* **Problem to work on**
Read the records and write them out again exactly.

* **Data supplied**
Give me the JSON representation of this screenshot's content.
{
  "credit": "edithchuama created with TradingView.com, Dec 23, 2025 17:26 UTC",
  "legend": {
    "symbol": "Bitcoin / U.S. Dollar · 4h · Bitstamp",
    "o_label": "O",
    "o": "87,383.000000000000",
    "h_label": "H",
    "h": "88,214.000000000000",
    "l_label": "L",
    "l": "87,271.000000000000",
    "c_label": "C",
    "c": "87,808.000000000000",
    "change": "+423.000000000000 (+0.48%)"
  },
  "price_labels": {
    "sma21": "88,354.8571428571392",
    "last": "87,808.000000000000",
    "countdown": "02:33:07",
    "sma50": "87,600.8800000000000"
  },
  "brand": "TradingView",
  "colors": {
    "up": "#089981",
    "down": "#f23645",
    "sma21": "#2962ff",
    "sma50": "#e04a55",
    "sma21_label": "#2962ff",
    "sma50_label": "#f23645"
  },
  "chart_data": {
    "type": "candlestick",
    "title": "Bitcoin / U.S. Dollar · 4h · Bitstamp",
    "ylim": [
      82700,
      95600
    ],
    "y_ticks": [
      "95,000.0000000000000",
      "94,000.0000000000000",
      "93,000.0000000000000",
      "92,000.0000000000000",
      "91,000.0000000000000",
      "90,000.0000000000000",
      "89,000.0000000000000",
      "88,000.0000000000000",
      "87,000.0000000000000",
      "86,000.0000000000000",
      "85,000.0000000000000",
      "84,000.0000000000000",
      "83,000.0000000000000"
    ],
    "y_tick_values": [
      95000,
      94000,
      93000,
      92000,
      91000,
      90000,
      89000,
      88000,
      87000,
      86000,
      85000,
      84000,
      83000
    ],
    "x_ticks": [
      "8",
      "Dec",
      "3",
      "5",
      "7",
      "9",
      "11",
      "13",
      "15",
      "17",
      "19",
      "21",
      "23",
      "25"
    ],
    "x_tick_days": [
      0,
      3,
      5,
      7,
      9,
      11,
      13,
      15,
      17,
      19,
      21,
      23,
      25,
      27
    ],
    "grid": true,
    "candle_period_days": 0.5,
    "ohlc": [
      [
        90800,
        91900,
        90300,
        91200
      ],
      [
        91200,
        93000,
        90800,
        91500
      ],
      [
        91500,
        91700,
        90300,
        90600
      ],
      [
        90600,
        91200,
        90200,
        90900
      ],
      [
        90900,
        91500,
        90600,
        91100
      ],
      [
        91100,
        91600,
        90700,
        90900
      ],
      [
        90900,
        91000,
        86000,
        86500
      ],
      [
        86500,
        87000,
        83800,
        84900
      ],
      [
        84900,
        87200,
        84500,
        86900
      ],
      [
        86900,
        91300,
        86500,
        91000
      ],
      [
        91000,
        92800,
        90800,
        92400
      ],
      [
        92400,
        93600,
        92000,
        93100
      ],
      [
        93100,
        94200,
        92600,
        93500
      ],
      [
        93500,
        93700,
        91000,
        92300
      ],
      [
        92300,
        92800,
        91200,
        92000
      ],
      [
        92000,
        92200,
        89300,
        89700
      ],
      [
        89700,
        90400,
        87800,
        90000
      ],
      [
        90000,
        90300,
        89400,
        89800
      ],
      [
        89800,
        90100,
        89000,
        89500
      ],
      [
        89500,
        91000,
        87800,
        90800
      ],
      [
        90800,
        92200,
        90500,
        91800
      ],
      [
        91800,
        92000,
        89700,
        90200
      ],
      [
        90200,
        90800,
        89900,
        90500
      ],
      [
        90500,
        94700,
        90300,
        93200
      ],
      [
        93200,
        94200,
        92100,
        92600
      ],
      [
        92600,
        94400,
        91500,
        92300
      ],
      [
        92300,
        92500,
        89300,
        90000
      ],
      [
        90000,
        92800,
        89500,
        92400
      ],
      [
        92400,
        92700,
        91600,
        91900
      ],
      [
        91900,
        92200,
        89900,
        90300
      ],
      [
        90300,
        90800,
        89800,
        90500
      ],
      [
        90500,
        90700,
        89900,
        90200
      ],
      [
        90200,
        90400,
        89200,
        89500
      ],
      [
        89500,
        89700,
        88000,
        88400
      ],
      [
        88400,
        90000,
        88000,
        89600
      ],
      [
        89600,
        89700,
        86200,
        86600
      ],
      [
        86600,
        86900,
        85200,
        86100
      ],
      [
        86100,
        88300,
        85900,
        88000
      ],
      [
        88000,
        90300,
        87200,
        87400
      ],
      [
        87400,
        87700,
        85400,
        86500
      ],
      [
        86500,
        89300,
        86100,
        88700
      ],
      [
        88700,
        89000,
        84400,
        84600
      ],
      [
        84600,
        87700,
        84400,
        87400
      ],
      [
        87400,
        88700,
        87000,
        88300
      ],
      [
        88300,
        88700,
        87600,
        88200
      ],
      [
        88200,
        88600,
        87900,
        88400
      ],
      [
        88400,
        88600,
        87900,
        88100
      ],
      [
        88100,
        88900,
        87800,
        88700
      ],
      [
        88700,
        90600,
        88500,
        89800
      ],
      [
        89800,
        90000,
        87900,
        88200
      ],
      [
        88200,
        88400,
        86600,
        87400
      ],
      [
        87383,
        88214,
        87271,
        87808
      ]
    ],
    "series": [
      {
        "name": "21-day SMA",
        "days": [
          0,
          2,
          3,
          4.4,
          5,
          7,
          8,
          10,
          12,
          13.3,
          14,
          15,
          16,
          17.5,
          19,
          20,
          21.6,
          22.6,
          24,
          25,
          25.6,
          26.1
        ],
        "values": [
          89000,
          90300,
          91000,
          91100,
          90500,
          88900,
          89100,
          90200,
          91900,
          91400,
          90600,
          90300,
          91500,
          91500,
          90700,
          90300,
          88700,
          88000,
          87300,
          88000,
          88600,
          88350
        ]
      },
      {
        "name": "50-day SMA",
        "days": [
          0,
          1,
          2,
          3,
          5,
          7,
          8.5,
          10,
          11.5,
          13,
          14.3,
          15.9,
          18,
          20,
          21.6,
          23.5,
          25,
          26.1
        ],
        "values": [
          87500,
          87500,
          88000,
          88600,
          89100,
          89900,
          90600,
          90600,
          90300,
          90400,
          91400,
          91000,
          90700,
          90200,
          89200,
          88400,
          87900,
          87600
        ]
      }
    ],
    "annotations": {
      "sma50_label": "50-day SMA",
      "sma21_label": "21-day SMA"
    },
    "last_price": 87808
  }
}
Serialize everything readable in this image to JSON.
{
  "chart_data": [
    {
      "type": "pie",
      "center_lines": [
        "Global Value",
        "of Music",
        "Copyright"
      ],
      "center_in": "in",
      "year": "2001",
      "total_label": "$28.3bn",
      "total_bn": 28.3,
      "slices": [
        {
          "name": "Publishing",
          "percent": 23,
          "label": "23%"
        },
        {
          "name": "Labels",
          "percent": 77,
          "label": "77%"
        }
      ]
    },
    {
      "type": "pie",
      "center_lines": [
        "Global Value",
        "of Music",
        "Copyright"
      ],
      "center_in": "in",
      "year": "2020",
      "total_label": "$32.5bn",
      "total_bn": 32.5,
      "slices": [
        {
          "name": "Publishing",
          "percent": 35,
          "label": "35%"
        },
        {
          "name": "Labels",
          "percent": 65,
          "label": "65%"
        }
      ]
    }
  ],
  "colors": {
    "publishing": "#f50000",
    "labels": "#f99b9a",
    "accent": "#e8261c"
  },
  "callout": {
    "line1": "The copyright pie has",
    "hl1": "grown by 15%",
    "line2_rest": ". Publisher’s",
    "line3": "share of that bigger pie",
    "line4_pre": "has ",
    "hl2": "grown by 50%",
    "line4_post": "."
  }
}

* **Written response**
Give me the JSON representation of this screenshot's content.
{
  "credit": "edithchuama created with TradingView.com, Dec 23, 2025 17:26 UTC",
  "legend": {
    "symbol": "Bitcoin / U.S. Dollar · 4h · Bitstamp",
    "o_label": "O",
    "o": "87,383.000000000000",
    "h_label": "H",
    "h": "88,214.000000000000",
    "l_label": "L",
    "l": "87,271.000000000000",
    "c_label": "C",
    "c": "87,808.000000000000",
    "change": "+423.000000000000 (+0.48%)"
  },
  "price_labels": {
    "sma21": "88,354.8571428571392",
    "last": "87,808.000000000000",
    "countdown": "02:33:07",
    "sma50": "87,600.8800000000000"
  },
  "brand": "TradingView",
  "colors": {
    "up": "#089981",
    "down": "#f23645",
    "sma21": "#2962ff",
    "sma50": "#e04a55",
    "sma21_label": "#2962ff",
    "sma50_label": "#f23645"
  },
  "chart_data": {
    "type": "candlestick",
    "title": "Bitcoin / U.S. Dollar · 4h · Bitstamp",
    "ylim": [
      82700,
      95600
    ],
    "y_ticks": [
      "95,000.0000000000000",
      "94,000.0000000000000",
      "93,000.0000000000000",
      "92,000.0000000000000",
      "91,000.0000000000000",
      "90,000.0000000000000",
      "89,000.0000000000000",
      "88,000.0000000000000",
      "87,000.0000000000000",
      "86,000.0000000000000",
      "85,000.0000000000000",
      "84,000.0000000000000",
      "83,000.0000000000000"
    ],
    "y_tick_values": [
      95000,
      94000,
      93000,
      92000,
      91000,
      90000,
      89000,
      88000,
      87000,
      86000,
      85000,
      84000,
      83000
    ],
    "x_ticks": [
      "8",
      "Dec",
      "3",
      "5",
      "7",
      "9",
      "11",
      "13",
      "15",
      "17",
      "19",
      "21",
      "23",
      "25"
    ],
    "x_tick_days": [
      0,
      3,
      5,
      7,
      9,
      11,
      13,
      15,
      17,
      19,
      21,
      23,
      25,
      27
    ],
    "grid": true,
    "candle_period_days": 0.5,
    "ohlc": [
      [
        90800,
        91900,
        90300,
        91200
      ],
      [
        91200,
        93000,
        90800,
        91500
      ],
      [
        91500,
        91700,
        90300,
        90600
      ],
      [
        90600,
        91200,
        90200,
        90900
      ],
      [
        90900,
        91500,
        90600,
        91100
      ],
      [
        91100,
        91600,
        90700,
        90900
      ],
      [
        90900,
        91000,
        86000,
        86500
      ],
      [
        86500,
        87000,
        83800,
        84900
      ],
      [
        84900,
        87200,
        84500,
        86900
      ],
      [
        86900,
        91300,
        86500,
        91000
      ],
      [
        91000,
        92800,
        90800,
        92400
      ],
      [
        92400,
        93600,
        92000,
        93100
      ],
      [
        93100,
        94200,
        92600,
        93500
      ],
      [
        93500,
        93700,
        91000,
        92300
      ],
      [
        92300,
        92800,
        91200,
        92000
      ],
      [
        92000,
        92200,
        89300,
        89700
      ],
      [
        89700,
        90400,
        87800,
        90000
      ],
      [
        90000,
        90300,
        89400,
        89800
      ],
      [
        89800,
        90100,
        89000,
        89500
      ],
      [
        89500,
        91000,
        87800,
        90800
      ],
      [
        90800,
        92200,
        90500,
        91800
      ],
      [
        91800,
        92000,
        89700,
        90200
      ],
      [
        90200,
        90800,
        89900,
        90500
      ],
      [
        90500,
        94700,
        90300,
        93200
      ],
      [
        93200,
        94200,
        92100,
        92600
      ],
      [
        92600,
        94400,
        91500,
        92300
      ],
      [
        92300,
        92500,
        89300,
        90000
      ],
      [
        90000,
        92800,
        89500,
        92400
      ],
      [
        92400,
        92700,
        91600,
        91900
      ],
      [
        91900,
        92200,
        89900,
        90300
      ],
      [
        90300,
        90800,
        89800,
        90500
      ],
      [
        90500,
        90700,
        89900,
        90200
      ],
      [
        90200,
        90400,
        89200,
        89500
      ],
      [
        89500,
        89700,
        88000,
        88400
      ],
      [
        88400,
        90000,
        88000,
        89600
      ],
      [
        89600,
        89700,
        86200,
        86600
      ],
      [
        86600,
        86900,
        85200,
        86100
      ],
      [
        86100,
        88300,
        85900,
        88000
      ],
      [
        88000,
        90300,
        87200,
        87400
      ],
      [
        87400,
        87700,
        85400,
        86500
      ],
      [
        86500,
        89300,
        86100,
        88700
      ],
      [
        88700,
        89000,
        84400,
        84600
      ],
      [
        84600,
        87700,
        84400,
        87400
      ],
      [
        87400,
        88700,
        87000,
        88300
      ],
      [
        88300,
        88700,
        87600,
        88200
      ],
      [
        88200,
        88600,
        87900,
        88400
      ],
      [
        88400,
        88600,
        87900,
        88100
      ],
      [
        88100,
        88900,
        87800,
        88700
      ],
      [
        88700,
        90600,
        88500,
        89800
      ],
      [
        89800,
        90000,
        87900,
        88200
      ],
      [
        88200,
        88400,
        86600,
        87400
      ],
      [
        87383,
        88214,
        87271,
        87808
      ]
    ],
    "series": [
      {
        "name": "21-day SMA",
        "days": [
          0,
          2,
          3,
          4.4,
          5,
          7,
          8,
          10,
          12,
          13.3,
          14,
          15,
          16,
          17.5,
          19,
          20,
          21.6,
          22.6,
          24,
          25,
          25.6,
          26.1
        ],
        "values": [
          89000,
          90300,
          91000,
          91100,
          90500,
          88900,
          89100,
          90200,
          91900,
          91400,
          90600,
          90300,
          91500,
          91500,
          90700,
          90300,
          88700,
          88000,
          87300,
          88000,
          88600,
          88350
        ]
      },
      {
        "name": "50-day SMA",
        "days": [
          0,
          1,
          2,
          3,
          5,
          7,
          8.5,
          10,
          11.5,
          13,
          14.3,
          15.9,
          18,
          20,
          21.6,
          23.5,
          25,
          26.1
        ],
        "values": [
          87500,
          87500,
          88000,
          88600,
          89100,
          89900,
          90600,
          90600,
          90300,
          90400,
          91400,
          91000,
          90700,
          90200,
          89200,
          88400,
          87900,
          87600
        ]
      }
    ],
    "annotations": {
      "sma50_label": "50-day SMA",
      "sma21_label": "21-day SMA"
    },
    "last_price": 87808
  }
}
Serialize everything readable in this image to JSON.
{
  "chart_data": [
    {
      "type": "pie",
      "center_lines": [
        "Global Value",
        "of Music",
        "Copyright"
      ],
      "center_in": "in",
      "year": "2001",
      "total_label": "$28.3bn",
      "total_bn": 28.3,
      "slices": [
        {
          "name": "Publishing",
          "percent": 23,
          "label": "23%"
        },
        {
          "name": "Labels",
          "percent": 77,
          "label": "77%"
        }
      ]
    },
    {
      "type": "pie",
      "center_lines": [
        "Global Value",
        "of Music",
        "Copyright"
      ],
      "center_in": "in",
      "year": "2020",
      "total_label": "$32.5bn",
      "total_bn": 32.5,
      "slices": [
        {
          "name": "Publishing",
          "percent": 35,
          "label": "35%"
        },
        {
          "name": "Labels",
          "percent": 65,
          "label": "65%"
        }
      ]
    }
  ],
  "colors": {
    "publishing": "#f50000",
    "labels": "#f99b9a",
    "accent": "#e8261c"
  },
  "callout": {
    "line1": "The copyright pie has",
    "hl1": "grown by 15%",
    "line2_rest": ". Publisher’s",
    "line3": "share of that bigger pie",
    "line4_pre": "has ",
    "hl2": "grown by 50%",
    "line4_post": "."
  }
}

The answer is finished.